Records to process:
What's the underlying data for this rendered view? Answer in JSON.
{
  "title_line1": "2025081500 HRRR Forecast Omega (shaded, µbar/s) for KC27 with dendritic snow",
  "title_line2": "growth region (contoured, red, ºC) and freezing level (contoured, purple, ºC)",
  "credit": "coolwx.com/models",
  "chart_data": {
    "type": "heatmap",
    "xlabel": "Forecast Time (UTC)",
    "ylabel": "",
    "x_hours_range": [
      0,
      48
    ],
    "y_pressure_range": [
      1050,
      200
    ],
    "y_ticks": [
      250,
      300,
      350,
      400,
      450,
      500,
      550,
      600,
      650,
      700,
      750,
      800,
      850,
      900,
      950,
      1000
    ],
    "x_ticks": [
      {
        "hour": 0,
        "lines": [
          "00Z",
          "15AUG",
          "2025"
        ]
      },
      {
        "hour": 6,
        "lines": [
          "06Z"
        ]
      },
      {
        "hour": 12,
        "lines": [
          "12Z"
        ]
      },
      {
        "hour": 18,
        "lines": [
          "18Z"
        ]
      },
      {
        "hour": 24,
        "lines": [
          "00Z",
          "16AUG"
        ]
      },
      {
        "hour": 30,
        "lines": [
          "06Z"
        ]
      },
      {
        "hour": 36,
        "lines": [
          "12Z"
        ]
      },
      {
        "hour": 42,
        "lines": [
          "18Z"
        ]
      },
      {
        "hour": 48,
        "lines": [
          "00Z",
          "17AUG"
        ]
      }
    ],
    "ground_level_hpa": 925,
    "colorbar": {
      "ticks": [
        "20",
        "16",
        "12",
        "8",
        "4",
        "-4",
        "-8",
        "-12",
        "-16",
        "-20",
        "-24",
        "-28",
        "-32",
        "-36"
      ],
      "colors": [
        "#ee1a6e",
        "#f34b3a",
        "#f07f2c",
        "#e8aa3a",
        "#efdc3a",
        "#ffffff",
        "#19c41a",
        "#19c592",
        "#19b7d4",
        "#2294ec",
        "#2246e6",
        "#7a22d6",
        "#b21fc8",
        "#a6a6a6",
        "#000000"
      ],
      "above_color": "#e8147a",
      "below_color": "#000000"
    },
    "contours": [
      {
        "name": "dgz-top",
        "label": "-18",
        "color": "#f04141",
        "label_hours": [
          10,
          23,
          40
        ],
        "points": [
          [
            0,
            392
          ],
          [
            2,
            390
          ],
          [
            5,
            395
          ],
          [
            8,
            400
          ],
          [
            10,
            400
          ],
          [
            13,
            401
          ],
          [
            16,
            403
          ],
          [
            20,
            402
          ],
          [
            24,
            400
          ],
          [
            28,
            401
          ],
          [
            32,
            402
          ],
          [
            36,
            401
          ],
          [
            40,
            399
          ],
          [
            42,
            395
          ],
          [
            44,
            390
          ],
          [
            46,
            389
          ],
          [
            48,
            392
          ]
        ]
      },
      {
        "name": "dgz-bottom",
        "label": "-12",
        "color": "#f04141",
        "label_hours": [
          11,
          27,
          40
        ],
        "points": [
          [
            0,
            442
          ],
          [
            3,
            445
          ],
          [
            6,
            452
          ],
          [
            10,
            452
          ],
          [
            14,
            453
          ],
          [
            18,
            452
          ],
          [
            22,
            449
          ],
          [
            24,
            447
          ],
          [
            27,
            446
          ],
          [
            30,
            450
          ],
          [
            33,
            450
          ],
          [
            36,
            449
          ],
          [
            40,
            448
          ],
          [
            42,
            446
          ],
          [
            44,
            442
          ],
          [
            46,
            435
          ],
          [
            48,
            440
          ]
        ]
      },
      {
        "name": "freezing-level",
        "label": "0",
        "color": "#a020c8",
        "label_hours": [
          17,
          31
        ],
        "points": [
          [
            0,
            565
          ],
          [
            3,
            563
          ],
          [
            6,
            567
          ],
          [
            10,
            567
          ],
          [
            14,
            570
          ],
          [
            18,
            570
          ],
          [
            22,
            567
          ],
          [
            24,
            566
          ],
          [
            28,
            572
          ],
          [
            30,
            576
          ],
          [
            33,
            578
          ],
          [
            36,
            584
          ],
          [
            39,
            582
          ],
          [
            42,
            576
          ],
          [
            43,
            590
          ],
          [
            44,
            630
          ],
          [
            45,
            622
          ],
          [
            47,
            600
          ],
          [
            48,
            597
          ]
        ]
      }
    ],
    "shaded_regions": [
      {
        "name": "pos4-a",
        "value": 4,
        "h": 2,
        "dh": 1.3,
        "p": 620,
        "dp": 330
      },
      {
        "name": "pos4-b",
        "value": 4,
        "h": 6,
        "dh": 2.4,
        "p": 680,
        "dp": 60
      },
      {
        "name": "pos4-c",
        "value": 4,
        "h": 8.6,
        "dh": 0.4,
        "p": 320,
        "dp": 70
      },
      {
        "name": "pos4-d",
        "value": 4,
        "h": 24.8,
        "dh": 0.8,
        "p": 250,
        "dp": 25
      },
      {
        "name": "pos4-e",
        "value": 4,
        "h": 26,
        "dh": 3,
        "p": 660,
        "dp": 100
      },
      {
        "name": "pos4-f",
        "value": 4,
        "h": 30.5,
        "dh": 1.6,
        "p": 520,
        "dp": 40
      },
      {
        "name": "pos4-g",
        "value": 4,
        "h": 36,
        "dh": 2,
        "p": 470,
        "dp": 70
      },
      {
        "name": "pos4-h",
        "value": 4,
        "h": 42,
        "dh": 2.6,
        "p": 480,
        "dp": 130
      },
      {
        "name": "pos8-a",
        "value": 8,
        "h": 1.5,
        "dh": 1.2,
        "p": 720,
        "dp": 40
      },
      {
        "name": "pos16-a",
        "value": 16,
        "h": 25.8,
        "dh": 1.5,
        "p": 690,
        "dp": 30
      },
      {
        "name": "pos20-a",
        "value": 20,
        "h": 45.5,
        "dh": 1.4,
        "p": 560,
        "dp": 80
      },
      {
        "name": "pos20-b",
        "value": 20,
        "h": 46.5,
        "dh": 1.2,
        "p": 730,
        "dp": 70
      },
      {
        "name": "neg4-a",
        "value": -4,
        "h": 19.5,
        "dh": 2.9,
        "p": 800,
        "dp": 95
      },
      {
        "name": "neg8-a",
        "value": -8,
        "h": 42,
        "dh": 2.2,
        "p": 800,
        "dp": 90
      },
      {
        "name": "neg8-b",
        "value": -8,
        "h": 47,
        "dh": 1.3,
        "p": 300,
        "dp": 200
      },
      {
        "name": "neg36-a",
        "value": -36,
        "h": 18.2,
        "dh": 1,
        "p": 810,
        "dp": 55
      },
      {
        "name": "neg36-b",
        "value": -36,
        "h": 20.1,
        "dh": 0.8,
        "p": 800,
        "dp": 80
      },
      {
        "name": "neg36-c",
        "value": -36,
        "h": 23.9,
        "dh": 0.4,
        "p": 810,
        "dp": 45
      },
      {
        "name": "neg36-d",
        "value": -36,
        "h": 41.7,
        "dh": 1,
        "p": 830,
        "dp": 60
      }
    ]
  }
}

Problem requirements:
Repeat every record exactly as written, please.

Exercise output:
What's the underlying data for this rendered view? Answer in JSON.
{
  "title_line1": "2025081500 HRRR Forecast Omega (shaded, µbar/s) for KC27 with dendritic snow",
  "title_line2": "growth region (contoured, red, ºC) and freezing level (contoured, purple, ºC)",
  "credit": "coolwx.com/models",
  "chart_data": {
    "type": "heatmap",
    "xlabel": "Forecast Time (UTC)",
    "ylabel": "",
    "x_hours_range": [
      0,
      48
    ],
    "y_pressure_range": [
      1050,
      200
    ],
    "y_ticks": [
      250,
      300,
      350,
      400,
      450,
      500,
      550,
      600,
      650,
      700,
      750,
      800,
      850,
      900,
      950,
      1000
    ],
    "x_ticks": [
      {
        "hour": 0,
        "lines": [
          "00Z",
          "15AUG",
          "2025"
        ]
      },
      {
        "hour": 6,
        "lines": [
          "06Z"
        ]
      },
      {
        "hour": 12,
        "lines": [
          "12Z"
        ]
      },
      {
        "hour": 18,
        "lines": [
          "18Z"
        ]
      },
      {
        "hour": 24,
        "lines": [
          "00Z",
          "16AUG"
        ]
      },
      {
        "hour": 30,
        "lines": [
          "06Z"
        ]
      },
      {
        "hour": 36,
        "lines": [
          "12Z"
        ]
      },
      {
        "hour": 42,
        "lines": [
          "18Z"
        ]
      },
      {
        "hour": 48,
        "lines": [
          "00Z",
          "17AUG"
        ]
      }
    ],
    "ground_level_hpa": 925,
    "colorbar": {
      "ticks": [
        "20",
        "16",
        "12",
        "8",
        "4",
        "-4",
        "-8",
        "-12",
        "-16",
        "-20",
        "-24",
        "-28",
        "-32",
        "-36"
      ],
      "colors": [
        "#ee1a6e",
        "#f34b3a",
        "#f07f2c",
        "#e8aa3a",
        "#efdc3a",
        "#ffffff",
        "#19c41a",
        "#19c592",
        "#19b7d4",
        "#2294ec",
        "#2246e6",
        "#7a22d6",
        "#b21fc8",
        "#a6a6a6",
        "#000000"
      ],
      "above_color": "#e8147a",
      "below_color": "#000000"
    },
    "contours": [
      {
        "name": "dgz-top",
        "label": "-18",
        "color": "#f04141",
        "label_hours": [
          10,
          23,
          40
        ],
        "points": [
          [
            0,
            392
          ],
          [
            2,
            390
          ],
          [
            5,
            395
          ],
          [
            8,
            400
          ],
          [
            10,
            400
          ],
          [
            13,
            401
          ],
          [
            16,
            403
          ],
          [
            20,
            402
          ],
          [
            24,
            400
          ],
          [
            28,
            401
          ],
          [
            32,
            402
          ],
          [
            36,
            401
          ],
          [
            40,
            399
          ],
          [
            42,
            395
          ],
          [
            44,
            390
          ],
          [
            46,
            389
          ],
          [
            48,
            392
          ]
        ]
      },
      {
        "name": "dgz-bottom",
        "label": "-12",
        "color": "#f04141",
        "label_hours": [
          11,
          27,
          40
        ],
        "points": [
          [
            0,
            442
          ],
          [
            3,
            445
          ],
          [
            6,
            452
          ],
          [
            10,
            452
          ],
          [
            14,
            453
          ],
          [
            18,
            452
          ],
          [
            22,
            449
          ],
          [
            24,
            447
          ],
          [
            27,
            446
          ],
          [
            30,
            450
          ],
          [
            33,
            450
          ],
          [
            36,
            449
          ],
          [
            40,
            448
          ],
          [
            42,
            446
          ],
          [
            44,
            442
          ],
          [
            46,
            435
          ],
          [
            48,
            440
          ]
        ]
      },
      {
        "name": "freezing-level",
        "label": "0",
        "color": "#a020c8",
        "label_hours": [
          17,
          31
        ],
        "points": [
          [
            0,
            565
          ],
          [
            3,
            563
          ],
          [
            6,
            567
          ],
          [
            10,
            567
          ],
          [
            14,
            570
          ],
          [
            18,
            570
          ],
          [
            22,
            567
          ],
          [
            24,
            566
          ],
          [
            28,
            572
          ],
          [
            30,
            576
          ],
          [
            33,
            578
          ],
          [
            36,
            584
          ],
          [
            39,
            582
          ],
          [
            42,
            576
          ],
          [
            43,
            590
          ],
          [
            44,
            630
          ],
          [
            45,
            622
          ],
          [
            47,
            600
          ],
          [
            48,
            597
          ]
        ]
      }
    ],
    "shaded_regions": [
      {
        "name": "pos4-a",
        "value": 4,
        "h": 2,
        "dh": 1.3,
        "p": 620,
        "dp": 330
      },
      {
        "name": "pos4-b",
        "value": 4,
        "h": 6,
        "dh": 2.4,
        "p": 680,
        "dp": 60
      },
      {
        "name": "pos4-c",
        "value": 4,
        "h": 8.6,
        "dh": 0.4,
        "p": 320,
        "dp": 70
      },
      {
        "name": "pos4-d",
        "value": 4,
        "h": 24.8,
        "dh": 0.8,
        "p": 250,
        "dp": 25
      },
      {
        "name": "pos4-e",
        "value": 4,
        "h": 26,
        "dh": 3,
        "p": 660,
        "dp": 100
      },
      {
        "name": "pos4-f",
        "value": 4,
        "h": 30.5,
        "dh": 1.6,
        "p": 520,
        "dp": 40
      },
      {
        "name": "pos4-g",
        "value": 4,
        "h": 36,
        "dh": 2,
        "p": 470,
        "dp": 70
      },
      {
        "name": "pos4-h",
        "value": 4,
        "h": 42,
        "dh": 2.6,
        "p": 480,
        "dp": 130
      },
      {
        "name": "pos8-a",
        "value": 8,
        "h": 1.5,
        "dh": 1.2,
        "p": 720,
        "dp": 40
      },
      {
        "name": "pos16-a",
        "value": 16,
        "h": 25.8,
        "dh": 1.5,
        "p": 690,
        "dp": 30
      },
      {
        "name": "pos20-a",
        "value": 20,
        "h": 45.5,
        "dh": 1.4,
        "p": 560,
        "dp": 80
      },
      {
        "name": "pos20-b",
        "value": 20,
        "h": 46.5,
        "dh": 1.2,
        "p": 730,
        "dp": 70
      },
      {
        "name": "neg4-a",
        "value": -4,
        "h": 19.5,
        "dh": 2.9,
        "p": 800,
        "dp": 95
      },
      {
        "name": "neg8-a",
        "value": -8,
        "h": 42,
        "dh": 2.2,
        "p": 800,
        "dp": 90
      },
      {
        "name": "neg8-b",
        "value": -8,
        "h": 47,
        "dh": 1.3,
        "p": 300,
        "dp": 200
      },
      {
        "name": "neg36-a",
        "value": -36,
        "h": 18.2,
        "dh": 1,
        "p": 810,
        "dp": 55
      },
      {
        "name": "neg36-b",
        "value": -36,
        "h": 20.1,
        "dh": 0.8,
        "p": 800,
        "dp": 80
      },
      {
        "name": "neg36-c",
        "value": -36,
        "h": 23.9,
        "dh": 0.4,
        "p": 810,
        "dp": 45
      },
      {
        "name": "neg36-d",
        "value": -36,
        "h": 41.7,
        "dh": 1,
        "p": 830,
        "dp": 60
      }
    ]
  }
}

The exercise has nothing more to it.